What you should do
Provide only the number of lines in the records below that include "text".

Data
——————

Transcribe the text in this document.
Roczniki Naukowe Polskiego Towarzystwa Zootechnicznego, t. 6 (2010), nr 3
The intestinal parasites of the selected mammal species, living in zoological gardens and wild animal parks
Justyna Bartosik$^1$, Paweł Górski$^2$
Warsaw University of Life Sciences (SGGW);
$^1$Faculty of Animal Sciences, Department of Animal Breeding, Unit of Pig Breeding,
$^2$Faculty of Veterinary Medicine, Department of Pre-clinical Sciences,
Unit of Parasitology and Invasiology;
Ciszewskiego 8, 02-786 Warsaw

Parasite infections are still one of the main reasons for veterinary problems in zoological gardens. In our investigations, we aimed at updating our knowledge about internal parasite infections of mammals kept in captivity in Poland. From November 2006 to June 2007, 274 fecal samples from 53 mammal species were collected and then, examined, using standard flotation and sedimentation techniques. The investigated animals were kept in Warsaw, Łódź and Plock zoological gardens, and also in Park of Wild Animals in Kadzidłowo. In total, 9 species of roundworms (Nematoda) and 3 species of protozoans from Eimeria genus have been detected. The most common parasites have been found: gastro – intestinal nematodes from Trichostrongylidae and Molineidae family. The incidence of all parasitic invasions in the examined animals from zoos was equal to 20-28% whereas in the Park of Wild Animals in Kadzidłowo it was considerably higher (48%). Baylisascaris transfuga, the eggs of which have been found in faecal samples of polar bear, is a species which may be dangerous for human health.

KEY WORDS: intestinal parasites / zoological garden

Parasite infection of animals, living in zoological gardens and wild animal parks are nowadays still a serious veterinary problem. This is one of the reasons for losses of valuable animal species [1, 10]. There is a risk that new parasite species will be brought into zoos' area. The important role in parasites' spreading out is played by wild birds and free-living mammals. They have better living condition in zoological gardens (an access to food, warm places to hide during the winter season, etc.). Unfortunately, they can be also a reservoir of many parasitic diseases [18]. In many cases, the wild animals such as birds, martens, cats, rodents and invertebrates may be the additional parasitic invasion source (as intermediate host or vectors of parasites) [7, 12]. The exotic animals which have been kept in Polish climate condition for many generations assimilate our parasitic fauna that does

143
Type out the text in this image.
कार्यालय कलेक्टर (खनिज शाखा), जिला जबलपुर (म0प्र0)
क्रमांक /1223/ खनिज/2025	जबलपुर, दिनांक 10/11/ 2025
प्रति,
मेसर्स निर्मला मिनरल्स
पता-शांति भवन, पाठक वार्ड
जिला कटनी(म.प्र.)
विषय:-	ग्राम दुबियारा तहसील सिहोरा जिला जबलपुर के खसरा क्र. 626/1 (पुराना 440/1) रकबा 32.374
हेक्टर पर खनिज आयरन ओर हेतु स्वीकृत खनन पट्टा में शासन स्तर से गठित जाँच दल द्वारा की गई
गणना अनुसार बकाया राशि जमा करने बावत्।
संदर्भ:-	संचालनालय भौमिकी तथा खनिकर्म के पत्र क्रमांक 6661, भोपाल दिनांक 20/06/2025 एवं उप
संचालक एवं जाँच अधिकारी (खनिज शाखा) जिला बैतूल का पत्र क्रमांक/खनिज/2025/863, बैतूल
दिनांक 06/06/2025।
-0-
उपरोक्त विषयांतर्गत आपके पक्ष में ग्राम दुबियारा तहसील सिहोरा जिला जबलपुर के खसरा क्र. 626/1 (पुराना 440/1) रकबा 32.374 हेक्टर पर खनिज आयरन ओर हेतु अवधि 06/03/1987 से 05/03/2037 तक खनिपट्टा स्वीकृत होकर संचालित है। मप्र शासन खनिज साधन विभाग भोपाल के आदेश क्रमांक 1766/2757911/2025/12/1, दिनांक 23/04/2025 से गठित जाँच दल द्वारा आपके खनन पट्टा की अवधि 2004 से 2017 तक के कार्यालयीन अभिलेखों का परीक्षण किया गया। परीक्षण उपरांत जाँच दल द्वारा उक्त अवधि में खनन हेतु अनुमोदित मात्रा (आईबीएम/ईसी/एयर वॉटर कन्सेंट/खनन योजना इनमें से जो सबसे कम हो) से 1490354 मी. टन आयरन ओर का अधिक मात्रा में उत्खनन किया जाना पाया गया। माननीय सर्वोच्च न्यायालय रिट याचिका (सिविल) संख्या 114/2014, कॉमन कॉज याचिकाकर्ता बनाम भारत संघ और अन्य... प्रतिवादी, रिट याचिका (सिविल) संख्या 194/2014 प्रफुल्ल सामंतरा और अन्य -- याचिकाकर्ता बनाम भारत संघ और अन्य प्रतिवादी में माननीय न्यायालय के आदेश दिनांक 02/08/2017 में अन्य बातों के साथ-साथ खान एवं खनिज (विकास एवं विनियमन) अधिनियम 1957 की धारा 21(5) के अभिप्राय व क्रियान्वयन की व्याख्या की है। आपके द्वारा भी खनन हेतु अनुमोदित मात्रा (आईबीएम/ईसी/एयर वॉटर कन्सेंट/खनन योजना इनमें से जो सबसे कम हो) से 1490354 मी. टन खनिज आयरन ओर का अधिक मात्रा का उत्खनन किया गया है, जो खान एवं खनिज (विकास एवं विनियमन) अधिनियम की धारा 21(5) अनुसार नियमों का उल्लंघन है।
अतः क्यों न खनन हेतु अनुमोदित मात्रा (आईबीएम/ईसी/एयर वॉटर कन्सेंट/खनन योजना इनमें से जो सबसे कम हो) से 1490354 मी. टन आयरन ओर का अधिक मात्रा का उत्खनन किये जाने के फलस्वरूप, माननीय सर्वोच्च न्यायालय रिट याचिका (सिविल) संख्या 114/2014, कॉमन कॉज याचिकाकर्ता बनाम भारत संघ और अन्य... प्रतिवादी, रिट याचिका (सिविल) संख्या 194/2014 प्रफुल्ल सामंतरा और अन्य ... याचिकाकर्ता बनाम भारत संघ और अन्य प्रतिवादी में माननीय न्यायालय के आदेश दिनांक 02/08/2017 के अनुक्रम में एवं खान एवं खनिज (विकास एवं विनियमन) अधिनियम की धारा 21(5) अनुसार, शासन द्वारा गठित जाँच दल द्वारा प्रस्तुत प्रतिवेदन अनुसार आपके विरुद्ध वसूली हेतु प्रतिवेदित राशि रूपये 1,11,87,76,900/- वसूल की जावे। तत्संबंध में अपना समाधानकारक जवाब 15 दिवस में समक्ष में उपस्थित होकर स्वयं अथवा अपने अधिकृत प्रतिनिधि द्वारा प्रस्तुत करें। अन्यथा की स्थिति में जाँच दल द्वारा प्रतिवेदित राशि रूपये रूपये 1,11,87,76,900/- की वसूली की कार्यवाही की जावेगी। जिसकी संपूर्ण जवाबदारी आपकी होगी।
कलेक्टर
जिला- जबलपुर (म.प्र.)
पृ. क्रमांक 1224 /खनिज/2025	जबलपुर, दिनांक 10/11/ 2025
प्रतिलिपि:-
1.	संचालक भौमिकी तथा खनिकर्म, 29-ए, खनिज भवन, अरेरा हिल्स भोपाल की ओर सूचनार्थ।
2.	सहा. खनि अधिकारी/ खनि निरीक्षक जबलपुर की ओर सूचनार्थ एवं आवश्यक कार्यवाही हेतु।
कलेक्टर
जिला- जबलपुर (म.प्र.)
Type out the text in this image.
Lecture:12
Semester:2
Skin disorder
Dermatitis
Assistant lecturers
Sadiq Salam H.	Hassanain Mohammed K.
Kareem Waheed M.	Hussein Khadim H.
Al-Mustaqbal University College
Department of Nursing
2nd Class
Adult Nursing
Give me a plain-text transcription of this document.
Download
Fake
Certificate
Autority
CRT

——————

Solution below
4